Excerpt from a dataset
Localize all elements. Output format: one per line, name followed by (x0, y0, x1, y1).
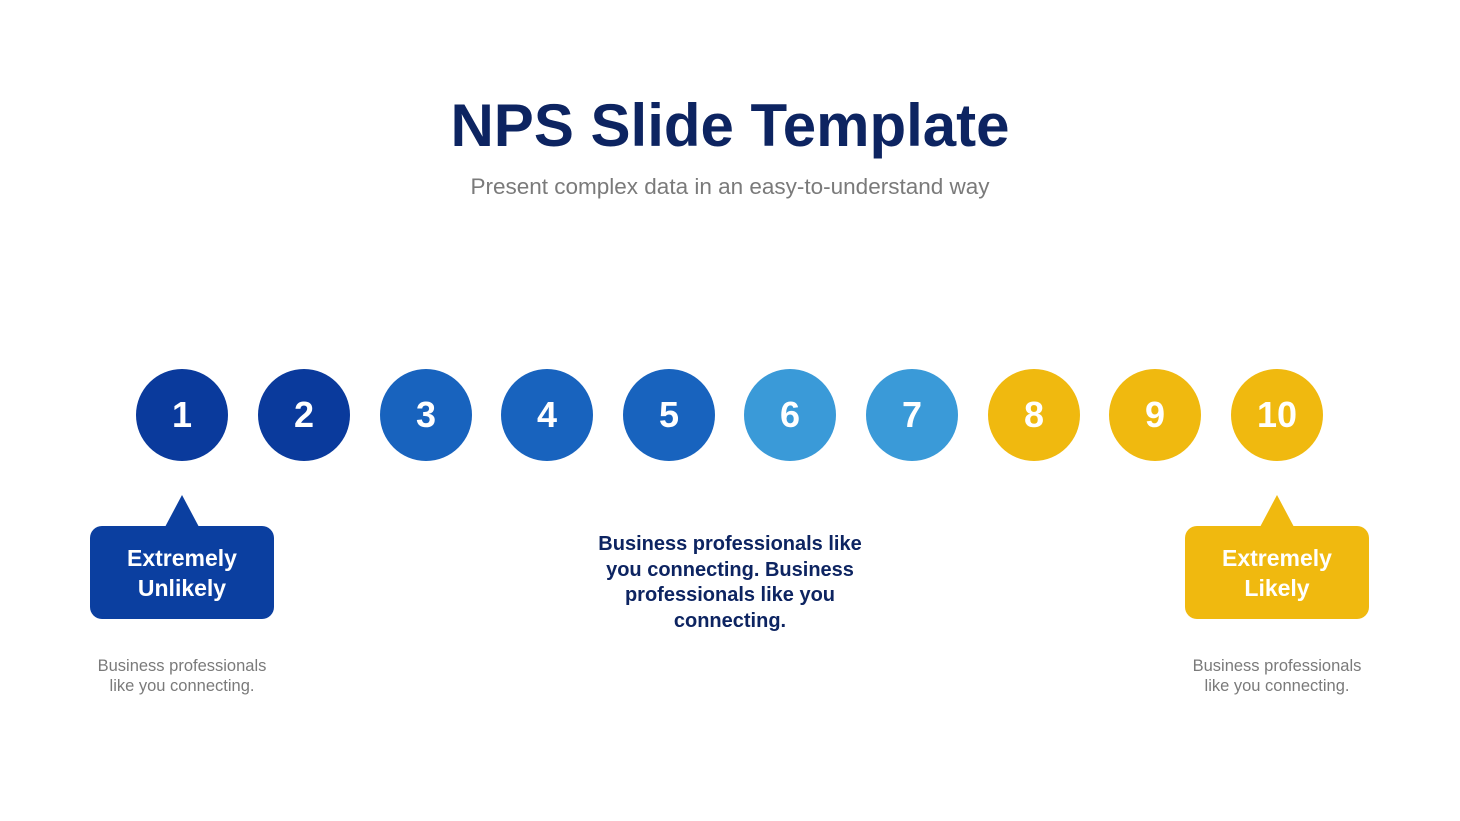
circle 2 (258, 369, 350, 461)
circle 8: 8 (1024, 394, 1044, 435)
circle 10: 10 (1257, 394, 1297, 435)
callout: extremely unlikely: Unlikely (138, 575, 226, 601)
circle 5: 5 (659, 394, 679, 435)
right description: like you connecting. (1205, 677, 1349, 695)
circle 8 (988, 369, 1080, 461)
left description: Business professionals (98, 657, 266, 675)
callout: extremely likely: Extremely (1222, 545, 1332, 571)
circle 6 (744, 369, 836, 461)
title: NPS Slide Template (450, 92, 1010, 159)
subtitle: Present complex data in an easy-to-understand way (470, 174, 990, 199)
circle 5 (623, 369, 715, 461)
callout: extremely likely (1185, 495, 1369, 619)
callout: extremely likely: Likely (1244, 575, 1310, 601)
circle 7 (866, 369, 958, 461)
circle 1: 1 (172, 394, 192, 435)
left description (98, 657, 266, 695)
circle 9 (1109, 369, 1201, 461)
center text: Business professionals like you connecting. Business professionals like you connecting. (598, 533, 862, 632)
right description: Business professionals (1193, 657, 1361, 675)
circle 10 (1231, 369, 1323, 461)
circle 1 (136, 369, 228, 461)
left description: like you connecting. (110, 677, 254, 695)
callout: extremely unlikely: Extremely (127, 545, 237, 571)
circle 4: 4 (537, 394, 557, 435)
right description (1193, 657, 1361, 695)
circle 7: 7 (902, 394, 922, 435)
callout: extremely unlikely (90, 495, 274, 619)
circle 9: 9 (1145, 394, 1165, 435)
circle 4 (501, 369, 593, 461)
circle 6: 6 (780, 394, 800, 435)
circle 2: 2 (294, 394, 314, 435)
circle 3 (380, 369, 472, 461)
circle 3: 3 (416, 394, 436, 435)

- _OBJECTIVE_
Count the lines of the items above that contain the word "professionals", and reply with that number only.

- _WRITTEN RESPONSE_
3